What needs to be done: Reproduce the listing exactly, with no pictures in your copy.

(Data entries)
+ + + + +

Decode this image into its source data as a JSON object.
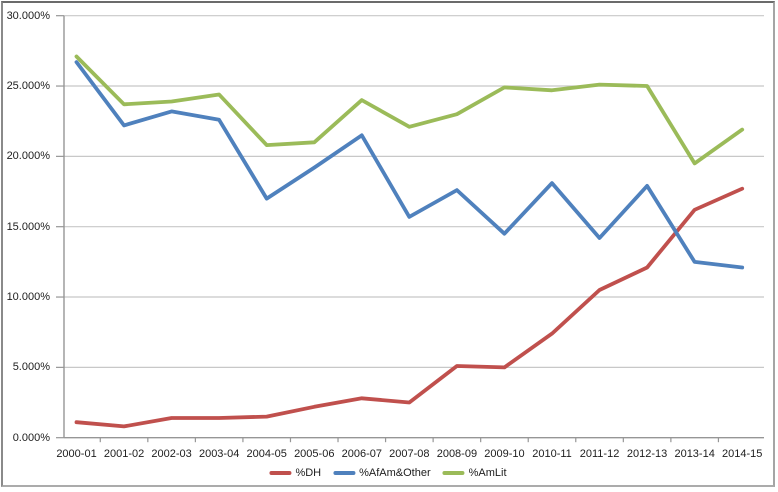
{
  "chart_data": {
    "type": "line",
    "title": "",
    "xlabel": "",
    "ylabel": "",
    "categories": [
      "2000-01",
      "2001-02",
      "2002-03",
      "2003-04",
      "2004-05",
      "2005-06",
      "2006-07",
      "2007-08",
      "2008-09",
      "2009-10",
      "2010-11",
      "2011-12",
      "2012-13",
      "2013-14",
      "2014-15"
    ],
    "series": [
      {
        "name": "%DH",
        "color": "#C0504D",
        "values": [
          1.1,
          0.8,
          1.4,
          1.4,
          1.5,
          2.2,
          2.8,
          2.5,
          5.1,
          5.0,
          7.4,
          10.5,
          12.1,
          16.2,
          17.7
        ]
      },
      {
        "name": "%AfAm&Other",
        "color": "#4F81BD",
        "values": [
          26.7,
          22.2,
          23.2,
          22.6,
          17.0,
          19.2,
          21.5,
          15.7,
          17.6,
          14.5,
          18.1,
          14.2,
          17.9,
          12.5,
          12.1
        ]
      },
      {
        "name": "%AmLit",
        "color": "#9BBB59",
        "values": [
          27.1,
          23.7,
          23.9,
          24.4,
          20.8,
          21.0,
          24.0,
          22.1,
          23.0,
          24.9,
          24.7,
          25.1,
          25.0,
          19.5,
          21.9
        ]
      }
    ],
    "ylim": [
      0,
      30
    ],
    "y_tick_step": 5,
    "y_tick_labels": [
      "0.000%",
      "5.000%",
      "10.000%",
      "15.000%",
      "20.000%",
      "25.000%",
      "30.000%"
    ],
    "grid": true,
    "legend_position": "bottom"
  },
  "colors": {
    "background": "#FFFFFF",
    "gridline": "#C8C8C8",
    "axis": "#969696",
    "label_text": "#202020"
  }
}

+ + + + +

Solution for this exercise:
Decode this image into its source data as a JSON object.
{
  "chart_data": {
    "type": "line",
    "title": "",
    "xlabel": "",
    "ylabel": "",
    "categories": [
      "2000-01",
      "2001-02",
      "2002-03",
      "2003-04",
      "2004-05",
      "2005-06",
      "2006-07",
      "2007-08",
      "2008-09",
      "2009-10",
      "2010-11",
      "2011-12",
      "2012-13",
      "2013-14",
      "2014-15"
    ],
    "series": [
      {
        "name": "%DH",
        "color": "#C0504D",
        "values": [
          1.1,
          0.8,
          1.4,
          1.4,
          1.5,
          2.2,
          2.8,
          2.5,
          5.1,
          5.0,
          7.4,
          10.5,
          12.1,
          16.2,
          17.7
        ]
      },
      {
        "name": "%AfAm&Other",
        "color": "#4F81BD",
        "values": [
          26.7,
          22.2,
          23.2,
          22.6,
          17.0,
          19.2,
          21.5,
          15.7,
          17.6,
          14.5,
          18.1,
          14.2,
          17.9,
          12.5,
          12.1
        ]
      },
      {
        "name": "%AmLit",
        "color": "#9BBB59",
        "values": [
          27.1,
          23.7,
          23.9,
          24.4,
          20.8,
          21.0,
          24.0,
          22.1,
          23.0,
          24.9,
          24.7,
          25.1,
          25.0,
          19.5,
          21.9
        ]
      }
    ],
    "ylim": [
      0,
      30
    ],
    "y_tick_step": 5,
    "y_tick_labels": [
      "0.000%",
      "5.000%",
      "10.000%",
      "15.000%",
      "20.000%",
      "25.000%",
      "30.000%"
    ],
    "grid": true,
    "legend_position": "bottom"
  },
  "colors": {
    "background": "#FFFFFF",
    "gridline": "#C8C8C8",
    "axis": "#969696",
    "label_text": "#202020"
  }
}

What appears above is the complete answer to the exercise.